| What you should do |
Copy every line from the records below that holds the word "manau".

--- begin Data supplied ---

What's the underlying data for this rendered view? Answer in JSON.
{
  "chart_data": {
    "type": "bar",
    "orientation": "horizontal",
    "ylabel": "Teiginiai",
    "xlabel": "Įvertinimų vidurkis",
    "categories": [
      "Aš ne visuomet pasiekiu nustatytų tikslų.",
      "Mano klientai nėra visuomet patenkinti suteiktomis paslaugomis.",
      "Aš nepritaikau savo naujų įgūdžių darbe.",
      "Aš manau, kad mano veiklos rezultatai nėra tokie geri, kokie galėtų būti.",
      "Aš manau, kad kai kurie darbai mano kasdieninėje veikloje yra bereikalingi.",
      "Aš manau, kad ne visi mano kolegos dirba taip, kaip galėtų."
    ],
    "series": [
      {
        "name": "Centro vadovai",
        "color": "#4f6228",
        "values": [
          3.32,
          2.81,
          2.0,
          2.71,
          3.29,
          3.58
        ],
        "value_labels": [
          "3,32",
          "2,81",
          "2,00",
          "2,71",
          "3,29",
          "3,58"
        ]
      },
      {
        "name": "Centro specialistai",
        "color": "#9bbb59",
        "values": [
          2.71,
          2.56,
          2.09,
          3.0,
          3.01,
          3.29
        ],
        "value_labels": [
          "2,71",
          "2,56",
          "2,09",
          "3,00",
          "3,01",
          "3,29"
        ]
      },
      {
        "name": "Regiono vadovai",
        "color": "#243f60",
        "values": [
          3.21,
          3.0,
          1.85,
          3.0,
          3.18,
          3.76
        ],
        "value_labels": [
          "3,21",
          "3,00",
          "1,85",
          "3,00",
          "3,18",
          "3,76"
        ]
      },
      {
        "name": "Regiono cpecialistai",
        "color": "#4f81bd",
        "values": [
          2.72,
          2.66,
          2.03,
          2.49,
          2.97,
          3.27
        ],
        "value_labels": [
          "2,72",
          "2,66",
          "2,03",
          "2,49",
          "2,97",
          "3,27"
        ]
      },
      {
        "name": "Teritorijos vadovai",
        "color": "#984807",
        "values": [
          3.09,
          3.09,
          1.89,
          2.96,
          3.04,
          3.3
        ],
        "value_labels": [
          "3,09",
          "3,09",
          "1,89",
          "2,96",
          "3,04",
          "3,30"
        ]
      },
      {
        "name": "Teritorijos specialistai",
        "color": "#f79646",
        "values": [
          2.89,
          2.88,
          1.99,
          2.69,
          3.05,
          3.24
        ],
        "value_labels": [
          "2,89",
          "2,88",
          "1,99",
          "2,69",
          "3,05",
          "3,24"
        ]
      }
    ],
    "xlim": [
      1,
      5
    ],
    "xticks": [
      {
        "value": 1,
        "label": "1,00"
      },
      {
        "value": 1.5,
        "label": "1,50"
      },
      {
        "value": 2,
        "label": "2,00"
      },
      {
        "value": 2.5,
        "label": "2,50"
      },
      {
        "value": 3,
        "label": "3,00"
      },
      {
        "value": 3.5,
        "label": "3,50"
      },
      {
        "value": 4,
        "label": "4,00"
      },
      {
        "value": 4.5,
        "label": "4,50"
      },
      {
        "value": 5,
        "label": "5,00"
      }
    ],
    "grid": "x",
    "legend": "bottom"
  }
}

--- end Data supplied ---
--- begin Data supplied ---

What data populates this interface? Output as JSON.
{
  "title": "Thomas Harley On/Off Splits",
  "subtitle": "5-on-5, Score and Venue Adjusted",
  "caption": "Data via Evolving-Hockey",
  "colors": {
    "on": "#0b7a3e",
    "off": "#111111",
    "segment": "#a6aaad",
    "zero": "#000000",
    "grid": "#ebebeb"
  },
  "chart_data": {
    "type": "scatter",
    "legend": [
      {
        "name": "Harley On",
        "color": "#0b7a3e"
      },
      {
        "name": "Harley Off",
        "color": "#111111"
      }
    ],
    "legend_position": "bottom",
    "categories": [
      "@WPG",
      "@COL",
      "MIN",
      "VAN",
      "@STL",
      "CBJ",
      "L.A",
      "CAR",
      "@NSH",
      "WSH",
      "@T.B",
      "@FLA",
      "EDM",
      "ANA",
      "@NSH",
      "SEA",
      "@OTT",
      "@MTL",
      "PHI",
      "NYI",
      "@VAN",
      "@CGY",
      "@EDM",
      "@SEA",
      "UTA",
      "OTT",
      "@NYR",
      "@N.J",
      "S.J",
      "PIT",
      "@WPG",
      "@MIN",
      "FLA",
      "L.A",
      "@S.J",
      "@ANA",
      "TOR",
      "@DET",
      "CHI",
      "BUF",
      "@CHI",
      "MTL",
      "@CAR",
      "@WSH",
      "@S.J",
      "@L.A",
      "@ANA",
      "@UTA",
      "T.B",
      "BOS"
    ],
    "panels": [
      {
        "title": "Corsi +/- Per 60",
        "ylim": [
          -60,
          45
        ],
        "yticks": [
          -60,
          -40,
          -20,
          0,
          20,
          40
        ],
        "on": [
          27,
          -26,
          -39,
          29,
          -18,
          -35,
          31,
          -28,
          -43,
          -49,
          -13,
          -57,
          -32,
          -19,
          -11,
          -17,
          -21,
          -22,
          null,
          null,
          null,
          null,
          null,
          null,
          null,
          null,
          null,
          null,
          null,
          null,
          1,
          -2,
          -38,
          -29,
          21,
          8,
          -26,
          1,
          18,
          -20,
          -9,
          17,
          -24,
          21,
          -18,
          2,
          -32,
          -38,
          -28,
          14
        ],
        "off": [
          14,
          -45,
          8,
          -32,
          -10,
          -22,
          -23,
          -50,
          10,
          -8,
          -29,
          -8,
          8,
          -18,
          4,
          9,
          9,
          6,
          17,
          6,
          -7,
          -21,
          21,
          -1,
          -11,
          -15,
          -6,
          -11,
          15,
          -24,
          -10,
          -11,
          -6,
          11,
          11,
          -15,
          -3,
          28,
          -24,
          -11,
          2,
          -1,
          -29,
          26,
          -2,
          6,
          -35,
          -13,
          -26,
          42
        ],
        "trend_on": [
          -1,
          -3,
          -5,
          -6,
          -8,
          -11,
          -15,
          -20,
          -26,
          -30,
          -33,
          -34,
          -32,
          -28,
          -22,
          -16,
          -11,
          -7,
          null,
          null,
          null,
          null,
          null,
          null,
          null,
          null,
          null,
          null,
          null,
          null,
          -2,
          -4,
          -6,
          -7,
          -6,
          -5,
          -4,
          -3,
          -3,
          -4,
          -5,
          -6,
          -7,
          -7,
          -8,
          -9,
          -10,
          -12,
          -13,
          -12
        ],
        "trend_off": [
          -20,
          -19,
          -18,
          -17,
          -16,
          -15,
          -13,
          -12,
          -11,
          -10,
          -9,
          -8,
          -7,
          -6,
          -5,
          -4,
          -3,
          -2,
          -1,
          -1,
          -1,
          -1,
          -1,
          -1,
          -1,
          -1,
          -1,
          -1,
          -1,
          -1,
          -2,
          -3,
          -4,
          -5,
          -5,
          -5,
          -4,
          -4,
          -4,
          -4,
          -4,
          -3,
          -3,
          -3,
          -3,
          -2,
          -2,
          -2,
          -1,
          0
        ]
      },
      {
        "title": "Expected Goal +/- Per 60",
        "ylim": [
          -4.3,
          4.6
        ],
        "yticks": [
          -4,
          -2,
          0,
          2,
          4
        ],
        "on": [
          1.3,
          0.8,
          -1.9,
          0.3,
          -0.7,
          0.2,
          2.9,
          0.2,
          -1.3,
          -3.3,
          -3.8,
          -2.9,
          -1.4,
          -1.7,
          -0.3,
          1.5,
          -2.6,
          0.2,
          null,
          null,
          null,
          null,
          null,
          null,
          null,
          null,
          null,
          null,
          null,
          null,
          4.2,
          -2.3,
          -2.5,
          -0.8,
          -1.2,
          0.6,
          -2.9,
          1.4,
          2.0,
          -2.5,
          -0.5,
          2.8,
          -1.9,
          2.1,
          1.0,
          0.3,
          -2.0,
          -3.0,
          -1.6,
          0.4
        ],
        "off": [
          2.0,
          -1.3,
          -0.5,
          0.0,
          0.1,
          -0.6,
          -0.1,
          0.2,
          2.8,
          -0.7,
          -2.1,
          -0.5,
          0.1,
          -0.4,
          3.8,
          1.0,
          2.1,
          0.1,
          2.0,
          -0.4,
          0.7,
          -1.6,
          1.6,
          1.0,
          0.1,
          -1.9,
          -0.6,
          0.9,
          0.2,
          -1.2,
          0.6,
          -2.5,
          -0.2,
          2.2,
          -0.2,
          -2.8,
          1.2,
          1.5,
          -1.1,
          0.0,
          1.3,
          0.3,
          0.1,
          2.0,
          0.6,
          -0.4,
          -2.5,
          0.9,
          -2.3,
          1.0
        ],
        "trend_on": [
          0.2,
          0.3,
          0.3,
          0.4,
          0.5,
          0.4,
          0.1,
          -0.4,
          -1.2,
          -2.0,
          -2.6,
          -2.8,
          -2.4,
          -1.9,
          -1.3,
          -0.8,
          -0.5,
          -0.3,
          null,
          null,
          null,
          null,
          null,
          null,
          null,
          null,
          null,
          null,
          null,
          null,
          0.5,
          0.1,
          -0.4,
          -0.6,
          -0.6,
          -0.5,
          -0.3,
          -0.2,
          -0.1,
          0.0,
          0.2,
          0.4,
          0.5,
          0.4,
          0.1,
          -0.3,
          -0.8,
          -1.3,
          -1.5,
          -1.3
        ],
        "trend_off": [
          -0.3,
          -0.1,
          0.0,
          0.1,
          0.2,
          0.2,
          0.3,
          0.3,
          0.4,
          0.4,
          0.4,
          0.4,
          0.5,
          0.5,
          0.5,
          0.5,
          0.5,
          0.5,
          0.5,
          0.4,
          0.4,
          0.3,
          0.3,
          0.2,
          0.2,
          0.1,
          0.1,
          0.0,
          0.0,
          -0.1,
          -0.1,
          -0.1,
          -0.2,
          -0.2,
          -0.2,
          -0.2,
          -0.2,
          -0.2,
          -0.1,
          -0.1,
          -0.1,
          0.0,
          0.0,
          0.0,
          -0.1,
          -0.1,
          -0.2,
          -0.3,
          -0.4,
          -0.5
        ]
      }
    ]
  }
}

--- end Data supplied ---
--- begin Data supplied ---

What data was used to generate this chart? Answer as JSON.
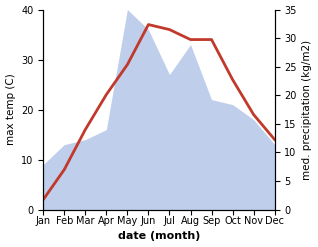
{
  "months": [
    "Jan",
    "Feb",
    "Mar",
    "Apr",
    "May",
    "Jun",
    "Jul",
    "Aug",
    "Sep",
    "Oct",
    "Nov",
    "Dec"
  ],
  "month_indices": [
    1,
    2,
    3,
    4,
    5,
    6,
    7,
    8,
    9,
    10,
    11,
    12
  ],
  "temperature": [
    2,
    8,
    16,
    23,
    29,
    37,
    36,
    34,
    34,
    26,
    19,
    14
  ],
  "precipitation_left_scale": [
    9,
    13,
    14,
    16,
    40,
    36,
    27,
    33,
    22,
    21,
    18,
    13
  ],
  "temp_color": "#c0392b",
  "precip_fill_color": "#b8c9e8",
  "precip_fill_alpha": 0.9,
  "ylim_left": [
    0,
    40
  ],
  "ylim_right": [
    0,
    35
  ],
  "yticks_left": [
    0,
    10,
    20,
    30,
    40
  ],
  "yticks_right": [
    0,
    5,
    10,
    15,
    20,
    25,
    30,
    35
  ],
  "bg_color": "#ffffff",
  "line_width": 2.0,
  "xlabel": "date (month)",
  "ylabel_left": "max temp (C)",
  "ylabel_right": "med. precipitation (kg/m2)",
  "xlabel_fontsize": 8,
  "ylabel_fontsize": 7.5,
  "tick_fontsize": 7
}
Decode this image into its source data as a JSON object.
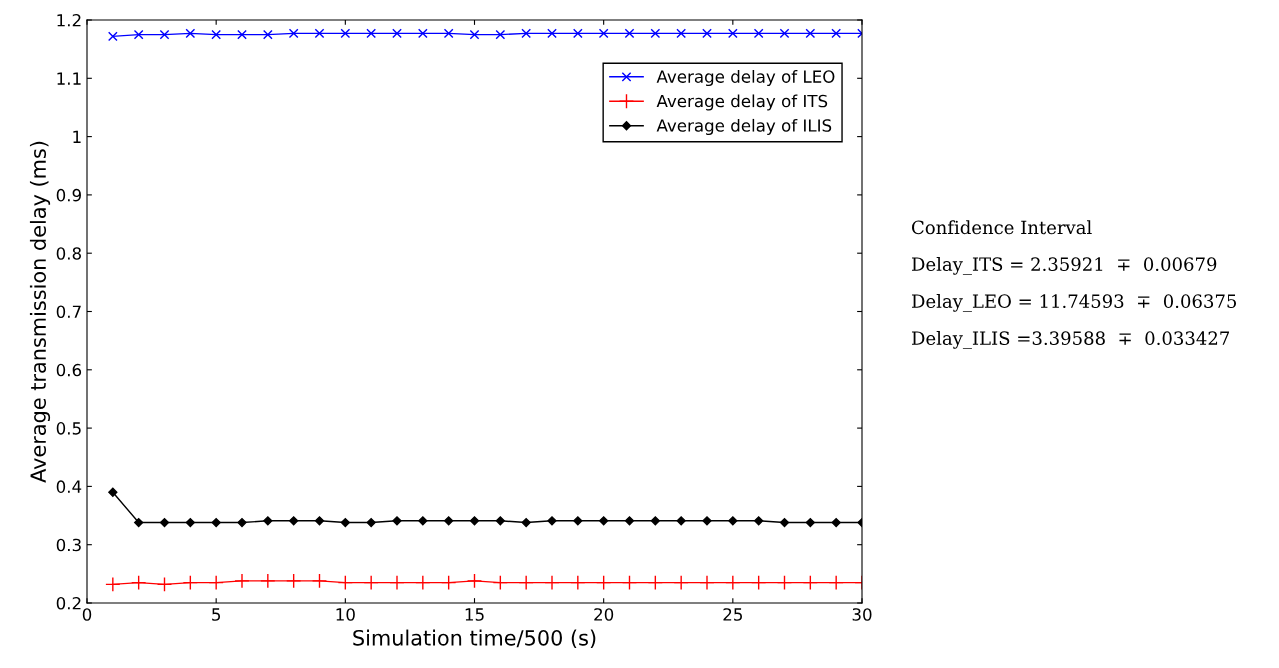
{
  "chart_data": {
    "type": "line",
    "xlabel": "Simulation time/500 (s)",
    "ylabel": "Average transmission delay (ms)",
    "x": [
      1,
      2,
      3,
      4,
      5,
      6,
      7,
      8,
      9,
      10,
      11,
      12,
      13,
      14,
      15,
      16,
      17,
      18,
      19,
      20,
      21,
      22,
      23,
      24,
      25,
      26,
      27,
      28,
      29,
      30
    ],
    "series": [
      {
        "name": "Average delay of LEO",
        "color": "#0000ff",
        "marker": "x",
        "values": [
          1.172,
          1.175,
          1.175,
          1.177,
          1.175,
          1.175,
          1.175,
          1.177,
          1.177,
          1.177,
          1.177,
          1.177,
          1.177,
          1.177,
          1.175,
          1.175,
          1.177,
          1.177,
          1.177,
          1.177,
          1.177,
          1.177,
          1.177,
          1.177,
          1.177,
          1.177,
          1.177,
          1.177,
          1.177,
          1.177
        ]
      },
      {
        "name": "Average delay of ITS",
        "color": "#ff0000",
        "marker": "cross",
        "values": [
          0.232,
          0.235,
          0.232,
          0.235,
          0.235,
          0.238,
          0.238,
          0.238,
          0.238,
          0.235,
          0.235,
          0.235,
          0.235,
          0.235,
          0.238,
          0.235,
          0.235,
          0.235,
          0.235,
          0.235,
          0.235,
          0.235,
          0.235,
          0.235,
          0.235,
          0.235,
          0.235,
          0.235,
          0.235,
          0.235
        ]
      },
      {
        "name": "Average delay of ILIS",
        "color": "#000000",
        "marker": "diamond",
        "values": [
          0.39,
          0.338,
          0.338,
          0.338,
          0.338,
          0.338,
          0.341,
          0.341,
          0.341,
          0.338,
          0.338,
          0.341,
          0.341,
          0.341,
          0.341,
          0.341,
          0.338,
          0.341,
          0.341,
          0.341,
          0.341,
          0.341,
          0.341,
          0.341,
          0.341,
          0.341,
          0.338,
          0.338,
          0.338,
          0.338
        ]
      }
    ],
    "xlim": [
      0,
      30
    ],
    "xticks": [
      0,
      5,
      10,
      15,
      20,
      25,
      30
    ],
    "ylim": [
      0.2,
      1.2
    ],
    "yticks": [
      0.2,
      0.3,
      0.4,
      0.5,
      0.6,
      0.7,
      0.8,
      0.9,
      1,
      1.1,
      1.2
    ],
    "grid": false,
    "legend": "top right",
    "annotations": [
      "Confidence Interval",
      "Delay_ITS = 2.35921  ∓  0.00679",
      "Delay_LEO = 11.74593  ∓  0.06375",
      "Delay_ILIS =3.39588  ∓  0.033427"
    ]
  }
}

--- end Data supplied ---

| Completed task |
      "Aš manau, kad mano veiklos rezultatai nėra tokie geri, kokie galėtų būti.",
      "Aš manau, kad kai kurie darbai mano kasdieninėje veikloje yra bereikalingi.",
      "Aš manau, kad ne visi mano kolegos dirba taip, kaip galėtų."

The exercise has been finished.